Task directions:
Count the lines below that contain the word "screenshot", and give only that number.

Recorded data:
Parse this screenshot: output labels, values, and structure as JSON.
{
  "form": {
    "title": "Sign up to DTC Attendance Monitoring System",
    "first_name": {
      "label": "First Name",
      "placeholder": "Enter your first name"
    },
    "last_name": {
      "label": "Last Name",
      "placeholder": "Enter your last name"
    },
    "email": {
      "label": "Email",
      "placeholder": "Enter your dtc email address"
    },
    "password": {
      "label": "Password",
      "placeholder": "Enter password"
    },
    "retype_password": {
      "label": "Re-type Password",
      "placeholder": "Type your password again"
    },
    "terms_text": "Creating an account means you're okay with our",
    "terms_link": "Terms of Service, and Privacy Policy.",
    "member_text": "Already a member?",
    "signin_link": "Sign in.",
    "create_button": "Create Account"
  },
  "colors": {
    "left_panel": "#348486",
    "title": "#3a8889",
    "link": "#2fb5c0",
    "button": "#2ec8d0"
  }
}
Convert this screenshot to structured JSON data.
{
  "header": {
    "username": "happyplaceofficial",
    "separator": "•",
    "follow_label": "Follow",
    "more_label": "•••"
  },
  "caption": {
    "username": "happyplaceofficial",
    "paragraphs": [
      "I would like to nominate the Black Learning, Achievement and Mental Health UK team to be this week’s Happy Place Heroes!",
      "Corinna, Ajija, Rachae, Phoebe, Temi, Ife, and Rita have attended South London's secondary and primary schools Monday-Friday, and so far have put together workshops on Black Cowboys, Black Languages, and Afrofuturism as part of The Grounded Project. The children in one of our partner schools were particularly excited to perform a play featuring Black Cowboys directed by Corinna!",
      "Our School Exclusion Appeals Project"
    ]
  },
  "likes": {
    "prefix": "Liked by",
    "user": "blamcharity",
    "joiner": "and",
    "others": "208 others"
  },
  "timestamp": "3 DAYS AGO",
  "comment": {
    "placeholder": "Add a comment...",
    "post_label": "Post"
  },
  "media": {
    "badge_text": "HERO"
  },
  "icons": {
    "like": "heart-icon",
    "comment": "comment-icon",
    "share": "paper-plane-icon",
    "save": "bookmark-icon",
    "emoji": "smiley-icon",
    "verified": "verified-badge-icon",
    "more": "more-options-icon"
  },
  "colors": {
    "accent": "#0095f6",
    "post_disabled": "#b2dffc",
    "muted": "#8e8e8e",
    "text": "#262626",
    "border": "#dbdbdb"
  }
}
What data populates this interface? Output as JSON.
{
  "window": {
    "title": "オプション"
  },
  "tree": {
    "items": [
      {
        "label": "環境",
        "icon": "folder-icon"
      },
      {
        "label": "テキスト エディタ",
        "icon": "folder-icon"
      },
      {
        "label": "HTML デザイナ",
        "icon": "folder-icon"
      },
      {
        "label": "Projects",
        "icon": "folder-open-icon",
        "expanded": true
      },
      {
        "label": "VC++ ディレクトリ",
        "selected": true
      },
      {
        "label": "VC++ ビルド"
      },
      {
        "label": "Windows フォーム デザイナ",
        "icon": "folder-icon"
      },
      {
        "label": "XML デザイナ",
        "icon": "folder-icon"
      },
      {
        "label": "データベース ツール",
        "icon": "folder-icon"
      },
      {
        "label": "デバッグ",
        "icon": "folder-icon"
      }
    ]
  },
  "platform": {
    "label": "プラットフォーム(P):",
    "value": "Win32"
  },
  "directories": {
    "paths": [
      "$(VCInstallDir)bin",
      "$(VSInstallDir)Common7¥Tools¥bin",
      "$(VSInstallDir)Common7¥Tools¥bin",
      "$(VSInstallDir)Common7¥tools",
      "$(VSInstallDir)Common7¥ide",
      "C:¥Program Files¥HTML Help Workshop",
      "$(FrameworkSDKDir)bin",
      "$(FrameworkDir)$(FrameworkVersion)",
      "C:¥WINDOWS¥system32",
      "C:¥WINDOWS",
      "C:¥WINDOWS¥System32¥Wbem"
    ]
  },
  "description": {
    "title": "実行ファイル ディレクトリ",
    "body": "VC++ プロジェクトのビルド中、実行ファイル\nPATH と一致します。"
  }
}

Complete answer:
2